What you are asked to do: Skip the images and return the records below exactly.

START Stored records

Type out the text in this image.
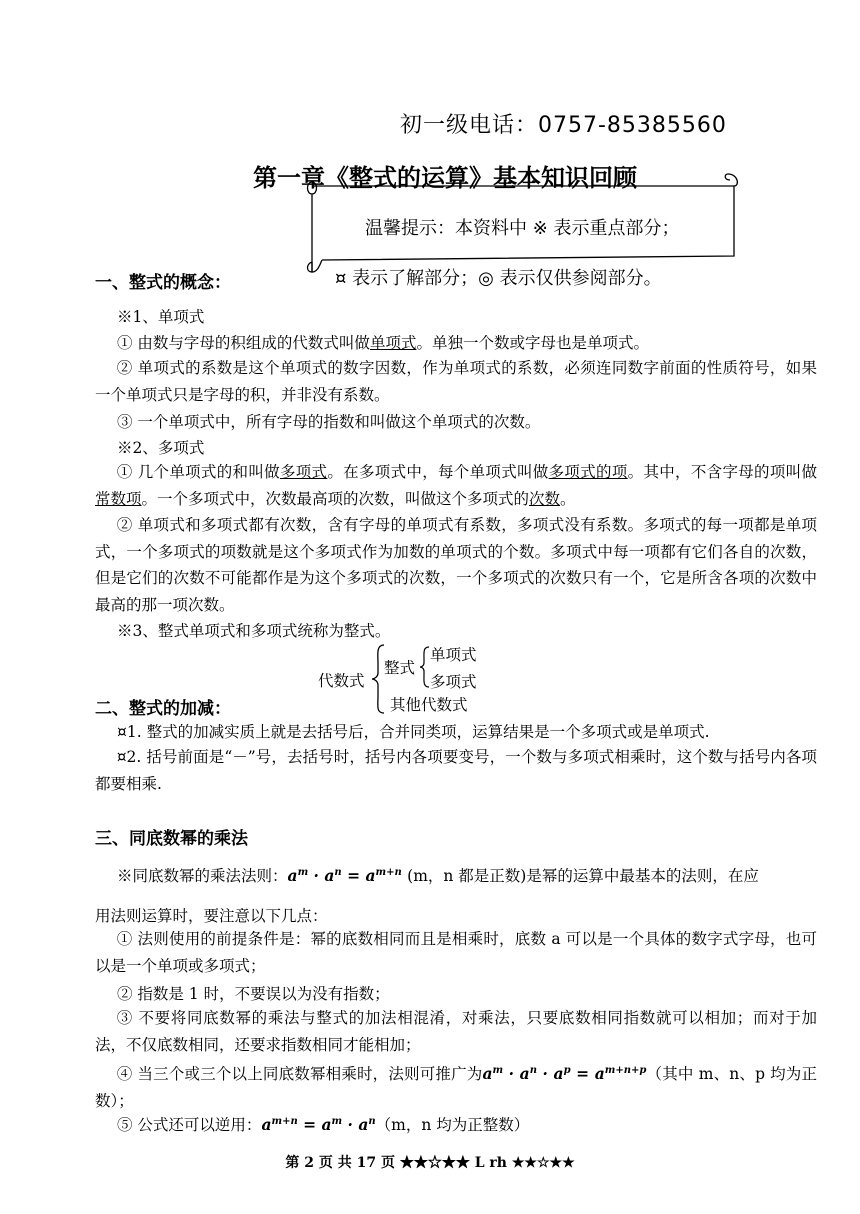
初一级电话：0757-85385560
第一章《整式的运算》基本知识回顾
温馨提示：本资料中 ※ 表示重点部分；
¤ 表示了解部分；◎ 表示仅供参阅部分。
一、整式的概念：
※1、单项式
① 由数与字母的积组成的代数式叫做单项式。单独一个数或字母也是单项式。
② 单项式的系数是这个单项式的数字因数，作为单项式的系数，必须连同数字前面的性质符号，如果一个单项式只是字母的积，并非没有系数。
③ 一个单项式中，所有字母的指数和叫做这个单项式的次数。
※2、多项式
① 几个单项式的和叫做多项式。在多项式中，每个单项式叫做多项式的项。其中，不含字母的项叫做常数项。一个多项式中，次数最高项的次数，叫做这个多项式的次数。
② 单项式和多项式都有次数，含有字母的单项式有系数，多项式没有系数。多项式的每一项都是单项式，一个多项式的项数就是这个多项式作为加数的单项式的个数。多项式中每一项都有它们各自的次数，但是它们的次数不可能都作是为这个多项式的次数，一个多项式的次数只有一个，它是所含各项的次数中最高的那一项次数。
※3、整式单项式和多项式统称为整式。
代数式
整式
单项式
多项式
其他代数式
二、整式的加减：
¤1. 整式的加减实质上就是去括号后，合并同类项，运算结果是一个多项式或是单项式.
¤2. 括号前面是“－”号，去括号时，括号内各项要变号，一个数与多项式相乘时，这个数与括号内各项都要相乘.
三、同底数幂的乘法
※同底数幂的乘法法则：$a^m \cdot a^n = a^{m+n}$ (m，n 都是正数)是幂的运算中最基本的法则，在应
用法则运算时，要注意以下几点：
① 法则使用的前提条件是：幂的底数相同而且是相乘时，底数 a 可以是一个具体的数字式字母，也可以是一个单项或多项式；
② 指数是 1 时，不要误以为没有指数；
③ 不要将同底数幂的乘法与整式的加法相混淆，对乘法，只要底数相同指数就可以相加；而对于加法，不仅底数相同，还要求指数相同才能相加；
④ 当三个或三个以上同底数幂相乘时，法则可推广为$a^m \cdot a^n \cdot a^p = a^{m+n+p}$（其中 m、n、p 均为正数）；
⑤ 公式还可以逆用：$a^{m+n} = a^m \cdot a^n(m$，n 均为正整数）
第 2 页 共 17 页 ★★☆★★ L rh ★★☆★★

END Stored records

Exercise answer:
Type out the text in this image.
初一级电话：0757-85385560
第一章《整式的运算》基本知识回顾
温馨提示：本资料中 ※ 表示重点部分；
¤ 表示了解部分；◎ 表示仅供参阅部分。
一、整式的概念：
※1、单项式
① 由数与字母的积组成的代数式叫做单项式。单独一个数或字母也是单项式。
② 单项式的系数是这个单项式的数字因数，作为单项式的系数，必须连同数字前面的性质符号，如果一个单项式只是字母的积，并非没有系数。
③ 一个单项式中，所有字母的指数和叫做这个单项式的次数。
※2、多项式
① 几个单项式的和叫做多项式。在多项式中，每个单项式叫做多项式的项。其中，不含字母的项叫做常数项。一个多项式中，次数最高项的次数，叫做这个多项式的次数。
② 单项式和多项式都有次数，含有字母的单项式有系数，多项式没有系数。多项式的每一项都是单项式，一个多项式的项数就是这个多项式作为加数的单项式的个数。多项式中每一项都有它们各自的次数，但是它们的次数不可能都作是为这个多项式的次数，一个多项式的次数只有一个，它是所含各项的次数中最高的那一项次数。
※3、整式单项式和多项式统称为整式。
代数式
整式
单项式
多项式
其他代数式
二、整式的加减：
¤1. 整式的加减实质上就是去括号后，合并同类项，运算结果是一个多项式或是单项式.
¤2. 括号前面是“－”号，去括号时，括号内各项要变号，一个数与多项式相乘时，这个数与括号内各项都要相乘.
三、同底数幂的乘法
※同底数幂的乘法法则：$a^m \cdot a^n = a^{m+n}$ (m，n 都是正数)是幂的运算中最基本的法则，在应
用法则运算时，要注意以下几点：
① 法则使用的前提条件是：幂的底数相同而且是相乘时，底数 a 可以是一个具体的数字式字母，也可以是一个单项或多项式；
② 指数是 1 时，不要误以为没有指数；
③ 不要将同底数幂的乘法与整式的加法相混淆，对乘法，只要底数相同指数就可以相加；而对于加法，不仅底数相同，还要求指数相同才能相加；
④ 当三个或三个以上同底数幂相乘时，法则可推广为$a^m \cdot a^n \cdot a^p = a^{m+n+p}$（其中 m、n、p 均为正数）；
⑤ 公式还可以逆用：$a^{m+n} = a^m \cdot a^n(m$，n 均为正整数）
第 2 页 共 17 页 ★★☆★★ L rh ★★☆★★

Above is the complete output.